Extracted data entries
************
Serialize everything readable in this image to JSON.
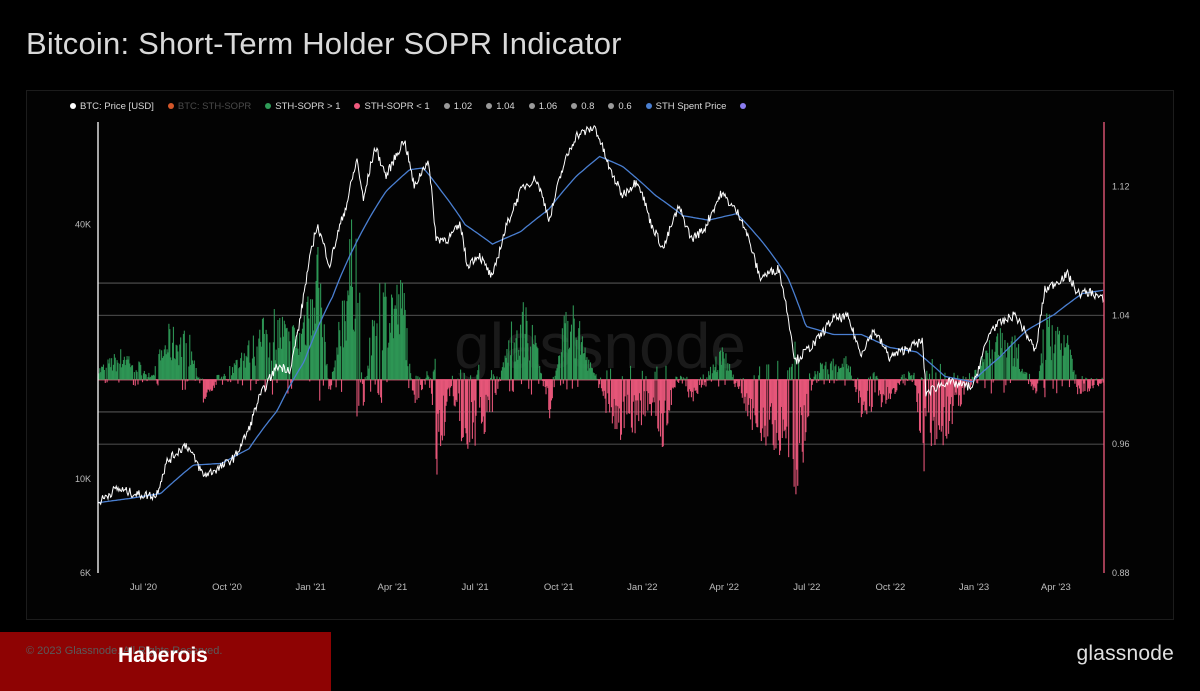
{
  "page": {
    "title": "Bitcoin: Short-Term Holder SOPR Indicator"
  },
  "legend": [
    {
      "label": "BTC: Price [USD]",
      "color": "#ffffff",
      "dim": false
    },
    {
      "label": "BTC: STH-SOPR",
      "color": "#d4572a",
      "dim": true
    },
    {
      "label": "STH-SOPR > 1",
      "color": "#2f9c58",
      "dim": false
    },
    {
      "label": "STH-SOPR < 1",
      "color": "#f05a7e",
      "dim": false
    },
    {
      "label": "1.02",
      "color": "#9a9a9a",
      "dim": false
    },
    {
      "label": "1.04",
      "color": "#9a9a9a",
      "dim": false
    },
    {
      "label": "1.06",
      "color": "#9a9a9a",
      "dim": false
    },
    {
      "label": "0.8",
      "color": "#9a9a9a",
      "dim": false
    },
    {
      "label": "0.6",
      "color": "#9a9a9a",
      "dim": false
    },
    {
      "label": "STH Spent Price",
      "color": "#4a7fd1",
      "dim": false
    },
    {
      "label": "",
      "color": "#8b7cf0",
      "dim": false
    }
  ],
  "watermark": "glassnode",
  "footer": {
    "copyright": "© 2023 Glassnode. All Rights Reserved.",
    "brand_label": "Haberois",
    "logo": "glassnode"
  },
  "colors": {
    "price": "#ffffff",
    "sopr_above": "#2f9c58",
    "sopr_below": "#f05a7e",
    "level": "#9a9a9a",
    "sth_price": "#4a7fd1",
    "left_axis_line": "#ffffff",
    "right_axis_line": "#f05a7e"
  },
  "chart_data": {
    "type": "line",
    "x_range": [
      "2020-05-12",
      "2023-05-24"
    ],
    "x_ticks": [
      {
        "date": "2020-07-01",
        "label": "Jul '20"
      },
      {
        "date": "2020-10-01",
        "label": "Oct '20"
      },
      {
        "date": "2021-01-01",
        "label": "Jan '21"
      },
      {
        "date": "2021-04-01",
        "label": "Apr '21"
      },
      {
        "date": "2021-07-01",
        "label": "Jul '21"
      },
      {
        "date": "2021-10-01",
        "label": "Oct '21"
      },
      {
        "date": "2022-01-01",
        "label": "Jan '22"
      },
      {
        "date": "2022-04-01",
        "label": "Apr '22"
      },
      {
        "date": "2022-07-01",
        "label": "Jul '22"
      },
      {
        "date": "2022-10-01",
        "label": "Oct '22"
      },
      {
        "date": "2023-01-01",
        "label": "Jan '23"
      },
      {
        "date": "2023-04-01",
        "label": "Apr '23"
      }
    ],
    "left_axis": {
      "scale": "log",
      "range": [
        6000,
        70000
      ],
      "ticks": [
        {
          "value": 6000,
          "label": "6K"
        },
        {
          "value": 10000,
          "label": "10K"
        },
        {
          "value": 40000,
          "label": "40K"
        }
      ]
    },
    "right_axis": {
      "scale": "linear",
      "range": [
        0.88,
        1.16
      ],
      "ticks": [
        {
          "value": 0.88,
          "label": "0.88"
        },
        {
          "value": 0.96,
          "label": "0.96"
        },
        {
          "value": 1.04,
          "label": "1.04"
        },
        {
          "value": 1.12,
          "label": "1.12"
        }
      ]
    },
    "reference_lines": [
      1.06,
      1.04,
      1.0,
      0.98,
      0.96
    ],
    "price_series": [
      [
        "2020-05-12",
        8800
      ],
      [
        "2020-06-01",
        9500
      ],
      [
        "2020-06-25",
        9200
      ],
      [
        "2020-07-15",
        9150
      ],
      [
        "2020-07-27",
        11000
      ],
      [
        "2020-08-17",
        12100
      ],
      [
        "2020-09-05",
        10200
      ],
      [
        "2020-09-25",
        10700
      ],
      [
        "2020-10-10",
        11300
      ],
      [
        "2020-10-25",
        13100
      ],
      [
        "2020-11-05",
        15500
      ],
      [
        "2020-11-25",
        18500
      ],
      [
        "2020-12-10",
        18200
      ],
      [
        "2020-12-20",
        23500
      ],
      [
        "2021-01-08",
        40000
      ],
      [
        "2021-01-22",
        32000
      ],
      [
        "2021-02-10",
        45000
      ],
      [
        "2021-02-21",
        57000
      ],
      [
        "2021-02-28",
        45500
      ],
      [
        "2021-03-13",
        61000
      ],
      [
        "2021-03-25",
        52000
      ],
      [
        "2021-04-14",
        63500
      ],
      [
        "2021-04-25",
        49000
      ],
      [
        "2021-05-10",
        57000
      ],
      [
        "2021-05-19",
        37000
      ],
      [
        "2021-06-01",
        37000
      ],
      [
        "2021-06-15",
        40000
      ],
      [
        "2021-06-22",
        32000
      ],
      [
        "2021-07-05",
        34000
      ],
      [
        "2021-07-20",
        29800
      ],
      [
        "2021-08-05",
        40000
      ],
      [
        "2021-08-22",
        49000
      ],
      [
        "2021-09-06",
        51500
      ],
      [
        "2021-09-21",
        41000
      ],
      [
        "2021-10-06",
        55000
      ],
      [
        "2021-10-20",
        65000
      ],
      [
        "2021-11-10",
        68000
      ],
      [
        "2021-11-26",
        54000
      ],
      [
        "2021-12-10",
        47000
      ],
      [
        "2021-12-27",
        51000
      ],
      [
        "2022-01-10",
        40500
      ],
      [
        "2022-01-24",
        35000
      ],
      [
        "2022-02-10",
        44000
      ],
      [
        "2022-02-24",
        37000
      ],
      [
        "2022-03-10",
        39000
      ],
      [
        "2022-03-29",
        47500
      ],
      [
        "2022-04-20",
        41500
      ],
      [
        "2022-05-10",
        30000
      ],
      [
        "2022-05-31",
        31500
      ],
      [
        "2022-06-13",
        22500
      ],
      [
        "2022-06-18",
        19000
      ],
      [
        "2022-07-10",
        21000
      ],
      [
        "2022-07-30",
        24000
      ],
      [
        "2022-08-15",
        24200
      ],
      [
        "2022-08-29",
        19800
      ],
      [
        "2022-09-13",
        22500
      ],
      [
        "2022-09-30",
        19400
      ],
      [
        "2022-10-25",
        20700
      ],
      [
        "2022-11-05",
        21200
      ],
      [
        "2022-11-09",
        16000
      ],
      [
        "2022-12-01",
        17000
      ],
      [
        "2022-12-31",
        16500
      ],
      [
        "2023-01-20",
        22700
      ],
      [
        "2023-02-15",
        24500
      ],
      [
        "2023-03-10",
        20000
      ],
      [
        "2023-03-20",
        28000
      ],
      [
        "2023-04-14",
        30500
      ],
      [
        "2023-04-25",
        27500
      ],
      [
        "2023-05-10",
        27700
      ],
      [
        "2023-05-24",
        26500
      ]
    ],
    "sth_spent_price_series": [
      [
        "2020-05-12",
        8800
      ],
      [
        "2020-06-15",
        9000
      ],
      [
        "2020-07-20",
        9250
      ],
      [
        "2020-08-25",
        10800
      ],
      [
        "2020-09-25",
        10900
      ],
      [
        "2020-10-25",
        11800
      ],
      [
        "2020-11-25",
        14500
      ],
      [
        "2020-12-25",
        19000
      ],
      [
        "2021-01-25",
        27000
      ],
      [
        "2021-02-25",
        38000
      ],
      [
        "2021-03-25",
        48000
      ],
      [
        "2021-04-20",
        54000
      ],
      [
        "2021-05-05",
        54500
      ],
      [
        "2021-05-25",
        48000
      ],
      [
        "2021-06-20",
        40000
      ],
      [
        "2021-07-20",
        36000
      ],
      [
        "2021-08-20",
        38500
      ],
      [
        "2021-09-20",
        43500
      ],
      [
        "2021-10-20",
        52000
      ],
      [
        "2021-11-15",
        58000
      ],
      [
        "2021-12-10",
        55000
      ],
      [
        "2022-01-15",
        47000
      ],
      [
        "2022-02-15",
        42000
      ],
      [
        "2022-03-15",
        41000
      ],
      [
        "2022-04-15",
        42500
      ],
      [
        "2022-05-15",
        36000
      ],
      [
        "2022-06-10",
        30000
      ],
      [
        "2022-06-30",
        23000
      ],
      [
        "2022-07-30",
        22000
      ],
      [
        "2022-08-30",
        22000
      ],
      [
        "2022-09-30",
        20500
      ],
      [
        "2022-10-30",
        20000
      ],
      [
        "2022-11-30",
        17500
      ],
      [
        "2022-12-30",
        17000
      ],
      [
        "2023-01-30",
        19500
      ],
      [
        "2023-02-28",
        22500
      ],
      [
        "2023-03-30",
        24500
      ],
      [
        "2023-04-30",
        27500
      ],
      [
        "2023-05-24",
        28000
      ]
    ],
    "sopr_envelope": [
      [
        "2020-05-12",
        1.008
      ],
      [
        "2020-06-10",
        1.022
      ],
      [
        "2020-07-10",
        1.004
      ],
      [
        "2020-07-28",
        1.035
      ],
      [
        "2020-08-20",
        1.032
      ],
      [
        "2020-09-05",
        0.985
      ],
      [
        "2020-10-20",
        1.022
      ],
      [
        "2020-11-20",
        1.048
      ],
      [
        "2020-12-20",
        1.035
      ],
      [
        "2021-01-08",
        1.11
      ],
      [
        "2021-01-22",
        0.985
      ],
      [
        "2021-02-10",
        1.085
      ],
      [
        "2021-02-21",
        1.12
      ],
      [
        "2021-02-28",
        0.975
      ],
      [
        "2021-03-13",
        1.07
      ],
      [
        "2021-04-14",
        1.065
      ],
      [
        "2021-04-25",
        0.97
      ],
      [
        "2021-05-10",
        1.01
      ],
      [
        "2021-05-19",
        0.935
      ],
      [
        "2021-06-05",
        0.99
      ],
      [
        "2021-06-22",
        0.945
      ],
      [
        "2021-07-20",
        0.975
      ],
      [
        "2021-08-10",
        1.04
      ],
      [
        "2021-08-25",
        1.05
      ],
      [
        "2021-09-06",
        1.03
      ],
      [
        "2021-09-21",
        0.975
      ],
      [
        "2021-10-10",
        1.06
      ],
      [
        "2021-10-20",
        1.045
      ],
      [
        "2021-11-26",
        0.97
      ],
      [
        "2021-12-10",
        0.96
      ],
      [
        "2022-01-10",
        0.975
      ],
      [
        "2022-01-24",
        0.955
      ],
      [
        "2022-02-10",
        1.01
      ],
      [
        "2022-02-24",
        0.98
      ],
      [
        "2022-03-29",
        1.025
      ],
      [
        "2022-05-10",
        0.955
      ],
      [
        "2022-06-13",
        0.95
      ],
      [
        "2022-06-18",
        0.905
      ],
      [
        "2022-07-10",
        1.01
      ],
      [
        "2022-08-15",
        1.018
      ],
      [
        "2022-08-29",
        0.975
      ],
      [
        "2022-09-30",
        0.985
      ],
      [
        "2022-10-25",
        1.01
      ],
      [
        "2022-11-09",
        0.93
      ],
      [
        "2022-12-15",
        0.98
      ],
      [
        "2023-01-20",
        1.035
      ],
      [
        "2023-02-15",
        1.03
      ],
      [
        "2023-03-10",
        0.985
      ],
      [
        "2023-03-20",
        1.045
      ],
      [
        "2023-04-14",
        1.035
      ],
      [
        "2023-04-25",
        0.99
      ],
      [
        "2023-05-24",
        0.995
      ]
    ]
  }
}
************
Task instructions
Pick each line holding the word "value" out of the data and copy it.

Written reply
          "value": 6000,
          "value": 10000,
          "value": 40000,
          "value": 0.88,
          "value": 0.96,
          "value": 1.04,
          "value": 1.12,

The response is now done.